== Texte fourni

Compétition destinée aux virtuoses du cirque âgés de moins de vingt-cinq ans, le Festival mondial du Cirque de demain, à Paris, fait rayonner le talent d’artistes circassiens de partout à travers le monde. Quand on dit « Montréal, métropole culturelle », on ne pense pas toujours « Montréal, ville de cirque ». Et pourtant, grâce au Cirque du Soleil, et plus récemment au Cirque Éloize et aux Sept doigts de la main, la communauté internationale n’a aucun mal à lui reconnaître ce titre. N’oublions pas non plus la contribution de l’École nationale de cirque et celle des troupes québécoises de talent qui se produisent ici comme à l’étranger pour perpétuer la tradition de cet art. Si bien, que quand Alain Pacherie, président du festival, présente l’édition spéciale de ce festival, il ne se gêne pas pour définir fièrement Montréal comme la « capitale du cirque ».
À la TOHU, mardi soir, huit lauréats ont présenté à tour de rôle le numéro qui leur a valu un prix à une édition antérieure du festival. Le tout s’est déroulé devant un public conquis, aussitôt qu’eu pris fin le brillant numéro d’ouverture des élèves de l’École nationale de cirque de Montréal. Si j’avais pu me le permettre, j’aurais ri avec autant d’éclat que le bambin ayant arraché un fou rire à Morgan, le jongleur-charmeur. Un beau moment qui ne ment pas : l’humour opère avec brio, véritable ligne directrice de ce spectacle aussi compartimenté que complet, parce que regroupant différents styles et disciplines.
Une trentaine de minutes avant la représentation, le maître de cérémonie, le grand Calixte de Nigremont, improvise déjà avec grâce pour amuser la salle. Personnage tenant quelque peu du cliché, il fait revivre le cirque de l’époque des chapiteaux ambulants, alors que les artistes, à la suite de ses interventions, innovent tous dans leurs disciplines. Si les jongleurs font rire les petits, Calixte de Nigremont y va de son talent d’orateur et de sa maîtrise de la langue française pour faire rigoler les plus vieux en faisant allusion à l’actualité montréalaise, ou encore en taquinant les artistes sur leurs nationalités divergentes. Il était une fois la rivalité franco-belge…
Ce couple belge, qui, justement, se fait attendre après avoir présenté trois courts entrenuméros où Fred, complètement dingue, appelle l’adorable Bert à risquer son entrejambe, sa tête, sa vie et même celle du public. Risques calculés, minutie, concentration. Puis un admirable numéro de trapèze Washington, qui se fait la tête en bas, à toute hauteur. Ce rendez-vous culturel, qui regroupe des artistes de la relève venus d’Allemagne, de Belgique, de France, de Suisse, de Chine et de Tanzanie, déploie le talent de la relève mondiale, sans toutefois se faire la vitrine des différentes cultures de chacun. Certes, on reconnaît le chinois Ba Jianguo à son costume traditionnel et à son accompagnatrice qui joue de la harpe chinoise par-dessus les arrangements sonores de l’orchestre. On devine l’origine des Tanzaniens, contorsionnistes vêtus d’un costume de léopard moulant, mais on ne saurait distinguer les autres nationalités seulement par leurs traits.

====
== Extrait de source

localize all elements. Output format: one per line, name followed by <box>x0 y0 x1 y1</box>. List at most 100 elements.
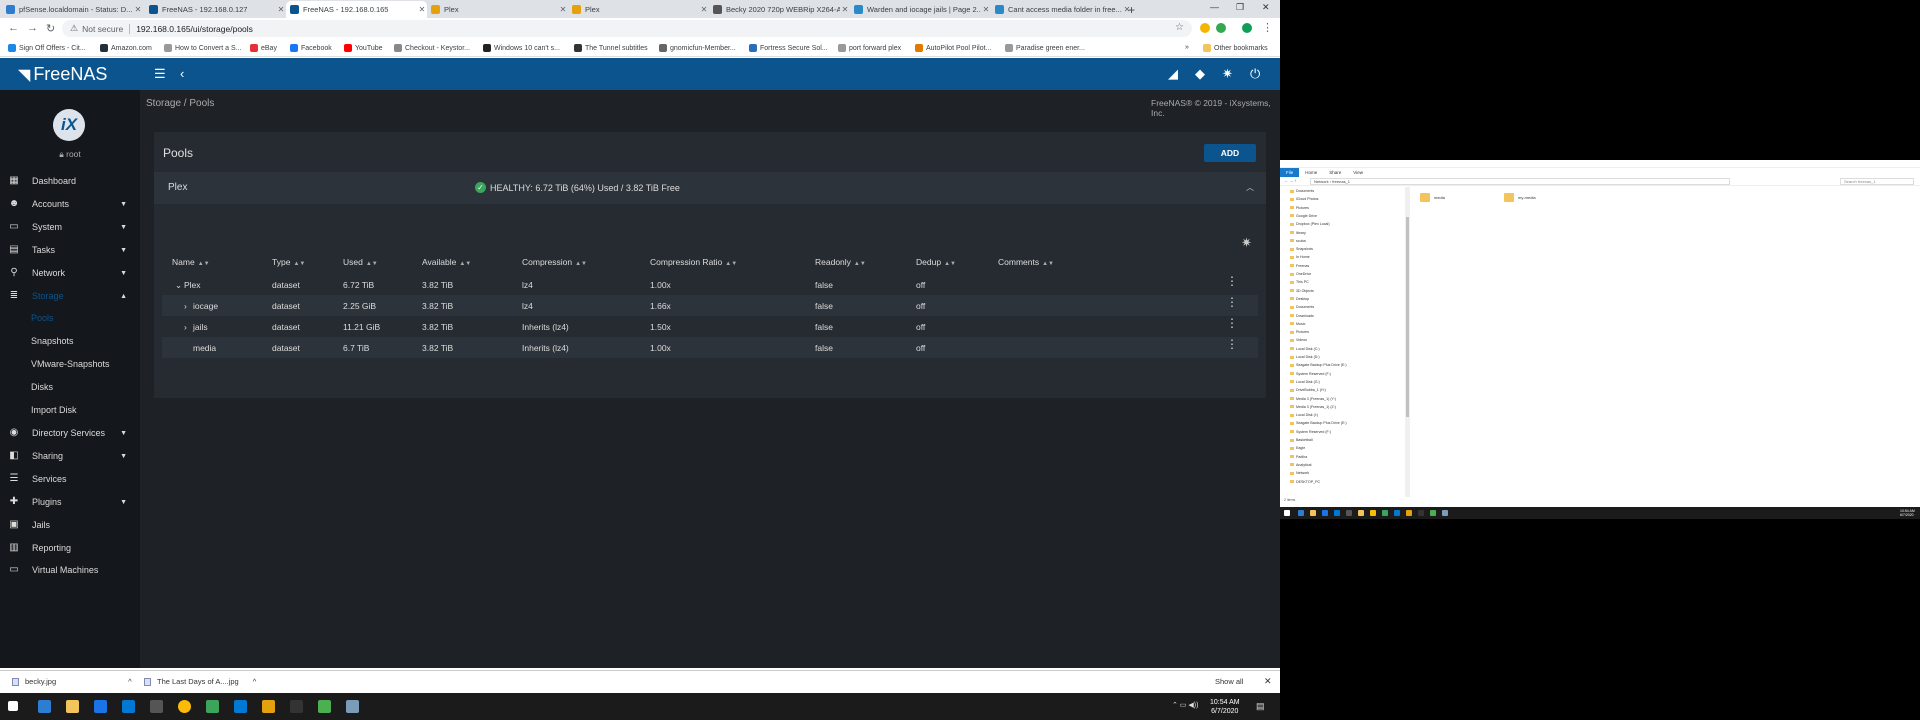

====

● Travail demandé:
1. Redonnez tel quel le passage du texte sur le festival de cirque, depuis « À la TOHU, mardi » jusqu’à « styles et disciplines. » compris.
2. Reprenez le texte sur le festival de cirque là où il s’arrête et poursuivez-le.

● Réponses successives:
1.
À la TOHU, mardi soir, huit lauréats ont présenté à tour de rôle le numéro qui leur a valu un prix à une édition antérieure du festival. Le tout s’est déroulé devant un public conquis, aussitôt qu’eu pris fin le brillant numéro d’ouverture des élèves de l’École nationale de cirque de Montréal. Si j’avais pu me le permettre, j’aurais ri avec autant d’éclat que le bambin ayant arraché un fou rire à Morgan, le jongleur-charmeur. Un beau moment qui ne ment pas : l’humour opère avec brio, véritable ligne directrice de ce spectacle aussi compartimenté que complet, parce que regroupant différents styles et disciplines.

2.
Les arrangements sonores et les éclairages, très actuels, donnent un ton plus uniforme au spectacle, qui n’aurait pas souffert d’un peu plus de petites mises en scène comme celles de Bert et Fred afin de démontrer la complémentarité des disciplines circassiennes. À l’image de la compétition, les numéros défilent à un rythme effréné, les uns après les autres, laissant le spectateur juger de celui qu’il préfère. Gagnant de la médaille d’or de l’édition 2012 du festival, Ba Jianguo, a médusé le public en faisant voler sa toupie à la manière d’un diabolo. Gracieux et agile, l’artiste autodidacte a débuté dans la rue avant de joindre la troupe Acrobatique de Shanghai.
Avec les succès radio d’aujourd’hui, le numéro des Starbugs réinvente le rôle du clown et se sert justement, des références du public pour le surprendre. Après tous les numéros époustouflants des athlètes précédents, les clowns, pourtant des plus talentueux, sont drôlement accueillis. Dans leur numéro, on attend dès le début d’être impressionnés par une prouesse acrobatique, mais c’est plutôt l’utilisation qu’ils font des effets sonores, des costumes et des accessoires qui leur valent des applaudissements des plus chaleureux.
Réchauffé par les numéros de Jianguo, du duo de main à main allemand (où Chris est pratiquement deux fois plus grand qu’Iris), des apparitions marquées de Bert et Fred, puis des Starbugs, le public rit de plus belle aux mimiques de Morgan, alors qu’il fait mine de s’excuser d’échapper ses balles de jonglerie. Aussi en l’air, le numéro de trapèze ballant et d’échelle de corde de l’Allemande Lisa Rinne a de quoi empêcher les spectateurs de respirer, chute après chute. Le spectacle de se termine avec la prestation de Nathalie Enterline, des États-Unis et médaillée d’or du 7e festival. Le spectateur ne peut que sourire devant sa fougue et son interprétation réussie de Chaplin, par lesquels elle achève de clore un spectacle qui en met tellement plein la vue que l’on ne sait plus trop quoi en dire.
Festival mondial du Cirque de demain (Édition spéciale), à la TOHU du 19 février au 3 mars 2013. Direction artistique Pascal Jacob.
Article par Catherine Paquette.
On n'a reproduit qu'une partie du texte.